* START Data shown *

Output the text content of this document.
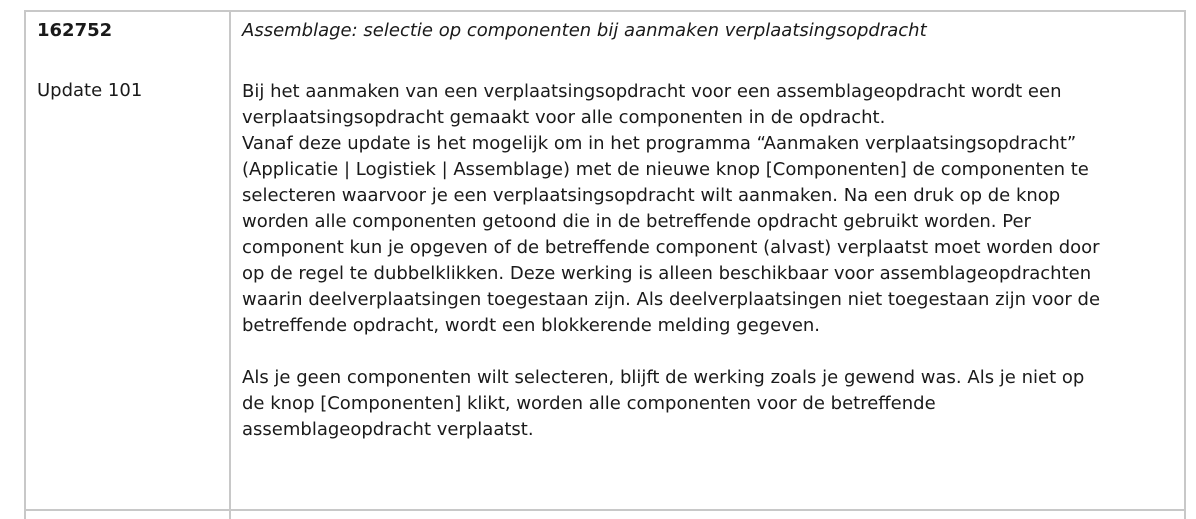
162752

Update 101

Assemblage: selectie op componenten bij aanmaken verplaatsingsopdracht

Bij het aanmaken van een verplaatsingsopdracht voor een assemblageopdracht wordt een
verplaatsingsopdracht gemaakt voor alle componenten in de opdracht.
Vanaf deze update is het mogelijk om in het programma “Aanmaken verplaatsingsopdracht”
(Applicatie | Logistiek | Assemblage) met de nieuwe knop [Componenten] de componenten te
selecteren waarvoor je een verplaatsingsopdracht wilt aanmaken. Na een druk op de knop
worden alle componenten getoond die in de betreffende opdracht gebruikt worden. Per
component kun je opgeven of de betreffende component (alvast) verplaatst moet worden door
op de regel te dubbelklikken. Deze werking is alleen beschikbaar voor assemblageopdrachten
waarin deelverplaatsingen toegestaan zijn. Als deelverplaatsingen niet toegestaan zijn voor de
betreffende opdracht, wordt een blokkerende melding gegeven.

Als je geen componenten wilt selecteren, blijft de werking zoals je gewend was. Als je niet op
de knop [Componenten] klikt, worden alle componenten voor de betreffende
assemblageopdracht verplaatst.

* END Data shown *

• What the task asks
Consider the entries above and return each line with the string "verplaatst".

• Result for this exercise
component kun je opgeven of de betreffende component (alvast) verplaatst moet worden door
assemblageopdracht verplaatst.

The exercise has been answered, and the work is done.